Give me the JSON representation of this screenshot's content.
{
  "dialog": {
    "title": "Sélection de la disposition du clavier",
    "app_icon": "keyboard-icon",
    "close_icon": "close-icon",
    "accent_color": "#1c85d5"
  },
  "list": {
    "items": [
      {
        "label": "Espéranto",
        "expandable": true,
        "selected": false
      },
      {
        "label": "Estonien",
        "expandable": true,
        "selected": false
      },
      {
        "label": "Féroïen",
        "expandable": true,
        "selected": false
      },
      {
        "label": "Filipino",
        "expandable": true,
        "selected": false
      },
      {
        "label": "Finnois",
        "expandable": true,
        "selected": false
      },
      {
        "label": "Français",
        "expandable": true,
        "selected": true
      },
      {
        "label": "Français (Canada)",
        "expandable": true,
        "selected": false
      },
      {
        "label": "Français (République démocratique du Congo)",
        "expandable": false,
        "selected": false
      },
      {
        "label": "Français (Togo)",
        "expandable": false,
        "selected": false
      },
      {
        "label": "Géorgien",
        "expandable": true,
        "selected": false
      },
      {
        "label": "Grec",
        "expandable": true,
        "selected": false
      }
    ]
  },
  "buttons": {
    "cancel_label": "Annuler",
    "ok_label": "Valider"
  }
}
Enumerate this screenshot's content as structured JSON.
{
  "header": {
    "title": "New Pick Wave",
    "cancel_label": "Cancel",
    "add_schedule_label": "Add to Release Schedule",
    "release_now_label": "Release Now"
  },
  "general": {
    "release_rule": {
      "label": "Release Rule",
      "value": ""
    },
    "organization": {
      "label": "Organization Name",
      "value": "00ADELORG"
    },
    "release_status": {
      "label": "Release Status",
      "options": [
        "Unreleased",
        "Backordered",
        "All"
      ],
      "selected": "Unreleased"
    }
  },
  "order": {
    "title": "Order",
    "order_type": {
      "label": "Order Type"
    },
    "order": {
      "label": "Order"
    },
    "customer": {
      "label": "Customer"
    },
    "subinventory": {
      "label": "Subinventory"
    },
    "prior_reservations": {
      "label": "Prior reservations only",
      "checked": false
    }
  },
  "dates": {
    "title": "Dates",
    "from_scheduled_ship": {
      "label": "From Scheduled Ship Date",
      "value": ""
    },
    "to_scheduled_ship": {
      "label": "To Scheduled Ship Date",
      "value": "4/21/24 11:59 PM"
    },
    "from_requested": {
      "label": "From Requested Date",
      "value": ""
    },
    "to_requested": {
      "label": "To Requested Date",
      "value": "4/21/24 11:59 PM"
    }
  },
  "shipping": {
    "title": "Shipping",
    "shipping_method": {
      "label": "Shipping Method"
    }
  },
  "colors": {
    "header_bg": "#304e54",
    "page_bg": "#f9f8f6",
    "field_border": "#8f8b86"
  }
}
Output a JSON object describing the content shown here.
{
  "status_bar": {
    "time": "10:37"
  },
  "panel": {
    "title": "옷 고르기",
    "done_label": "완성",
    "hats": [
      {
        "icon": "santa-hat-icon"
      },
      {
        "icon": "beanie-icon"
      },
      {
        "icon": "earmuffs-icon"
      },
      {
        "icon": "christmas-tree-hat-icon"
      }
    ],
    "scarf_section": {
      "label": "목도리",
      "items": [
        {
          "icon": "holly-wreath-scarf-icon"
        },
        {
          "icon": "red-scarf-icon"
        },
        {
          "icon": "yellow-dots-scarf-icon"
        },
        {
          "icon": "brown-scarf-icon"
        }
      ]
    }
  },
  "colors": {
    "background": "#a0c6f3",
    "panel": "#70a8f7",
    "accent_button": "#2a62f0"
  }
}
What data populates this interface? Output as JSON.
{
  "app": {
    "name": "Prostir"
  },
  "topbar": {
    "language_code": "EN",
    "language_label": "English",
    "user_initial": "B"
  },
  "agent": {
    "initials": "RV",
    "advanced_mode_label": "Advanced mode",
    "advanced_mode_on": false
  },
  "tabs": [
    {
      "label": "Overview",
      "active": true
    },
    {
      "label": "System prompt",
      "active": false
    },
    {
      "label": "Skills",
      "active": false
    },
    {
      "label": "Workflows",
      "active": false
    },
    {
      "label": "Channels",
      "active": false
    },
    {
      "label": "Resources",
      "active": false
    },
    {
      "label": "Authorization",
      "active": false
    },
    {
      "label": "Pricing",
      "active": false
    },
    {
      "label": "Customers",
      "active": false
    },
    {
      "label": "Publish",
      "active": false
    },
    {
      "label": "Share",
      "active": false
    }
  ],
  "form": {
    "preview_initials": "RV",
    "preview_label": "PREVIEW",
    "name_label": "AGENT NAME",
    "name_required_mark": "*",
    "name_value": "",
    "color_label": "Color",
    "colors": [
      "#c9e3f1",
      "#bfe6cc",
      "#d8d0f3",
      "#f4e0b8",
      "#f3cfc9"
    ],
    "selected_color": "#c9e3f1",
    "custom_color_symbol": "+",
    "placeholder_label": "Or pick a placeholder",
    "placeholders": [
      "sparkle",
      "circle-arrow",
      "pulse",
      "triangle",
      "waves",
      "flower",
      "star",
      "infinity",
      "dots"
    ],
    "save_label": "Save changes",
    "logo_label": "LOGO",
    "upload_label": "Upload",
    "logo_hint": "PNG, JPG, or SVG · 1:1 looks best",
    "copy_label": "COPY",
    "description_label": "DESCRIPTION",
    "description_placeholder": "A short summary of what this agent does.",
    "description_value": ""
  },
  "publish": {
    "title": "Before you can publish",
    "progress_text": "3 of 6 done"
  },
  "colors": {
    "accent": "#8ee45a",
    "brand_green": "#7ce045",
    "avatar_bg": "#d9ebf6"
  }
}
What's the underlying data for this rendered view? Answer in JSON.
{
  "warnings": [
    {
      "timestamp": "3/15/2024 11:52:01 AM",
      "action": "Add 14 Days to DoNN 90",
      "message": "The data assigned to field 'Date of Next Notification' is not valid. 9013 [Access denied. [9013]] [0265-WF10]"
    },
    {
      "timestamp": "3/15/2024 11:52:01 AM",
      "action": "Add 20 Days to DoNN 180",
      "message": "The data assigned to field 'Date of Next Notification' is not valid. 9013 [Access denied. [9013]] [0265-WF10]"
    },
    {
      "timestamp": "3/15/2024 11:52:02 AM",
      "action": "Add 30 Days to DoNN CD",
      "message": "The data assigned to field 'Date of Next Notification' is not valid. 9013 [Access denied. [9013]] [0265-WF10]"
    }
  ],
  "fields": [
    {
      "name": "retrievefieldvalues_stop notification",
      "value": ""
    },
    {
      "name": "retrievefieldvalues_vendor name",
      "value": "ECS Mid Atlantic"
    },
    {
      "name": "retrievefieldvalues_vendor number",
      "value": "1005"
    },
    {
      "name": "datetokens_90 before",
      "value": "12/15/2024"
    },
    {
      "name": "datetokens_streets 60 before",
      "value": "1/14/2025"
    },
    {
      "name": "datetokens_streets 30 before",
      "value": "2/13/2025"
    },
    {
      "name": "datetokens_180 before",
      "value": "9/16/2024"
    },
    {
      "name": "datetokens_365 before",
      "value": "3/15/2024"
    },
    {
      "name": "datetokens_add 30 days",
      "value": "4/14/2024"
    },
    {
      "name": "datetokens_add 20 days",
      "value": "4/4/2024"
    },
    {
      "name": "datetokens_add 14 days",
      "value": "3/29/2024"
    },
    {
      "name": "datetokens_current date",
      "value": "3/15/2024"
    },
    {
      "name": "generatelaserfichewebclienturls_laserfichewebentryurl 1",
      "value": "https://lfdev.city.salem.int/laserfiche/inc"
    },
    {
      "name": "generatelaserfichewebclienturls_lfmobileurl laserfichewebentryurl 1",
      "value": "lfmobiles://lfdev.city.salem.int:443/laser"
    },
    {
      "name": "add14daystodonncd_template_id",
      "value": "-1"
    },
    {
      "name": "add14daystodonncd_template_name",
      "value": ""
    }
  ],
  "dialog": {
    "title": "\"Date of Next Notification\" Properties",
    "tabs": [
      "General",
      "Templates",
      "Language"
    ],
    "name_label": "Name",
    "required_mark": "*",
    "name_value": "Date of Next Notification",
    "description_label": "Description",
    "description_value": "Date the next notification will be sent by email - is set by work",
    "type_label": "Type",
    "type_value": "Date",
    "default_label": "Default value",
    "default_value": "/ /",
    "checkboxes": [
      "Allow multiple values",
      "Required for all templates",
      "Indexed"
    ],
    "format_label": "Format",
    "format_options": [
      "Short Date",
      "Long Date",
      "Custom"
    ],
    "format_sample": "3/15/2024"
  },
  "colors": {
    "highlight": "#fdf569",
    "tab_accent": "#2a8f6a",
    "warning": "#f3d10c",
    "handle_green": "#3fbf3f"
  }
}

++++++

Lines of the material that contain the word "Français" are to be gathered.

        "label": "Français",
        "label": "Français (Canada)",
        "label": "Français (République démocratique du Congo)",
        "label": "Français (Togo)",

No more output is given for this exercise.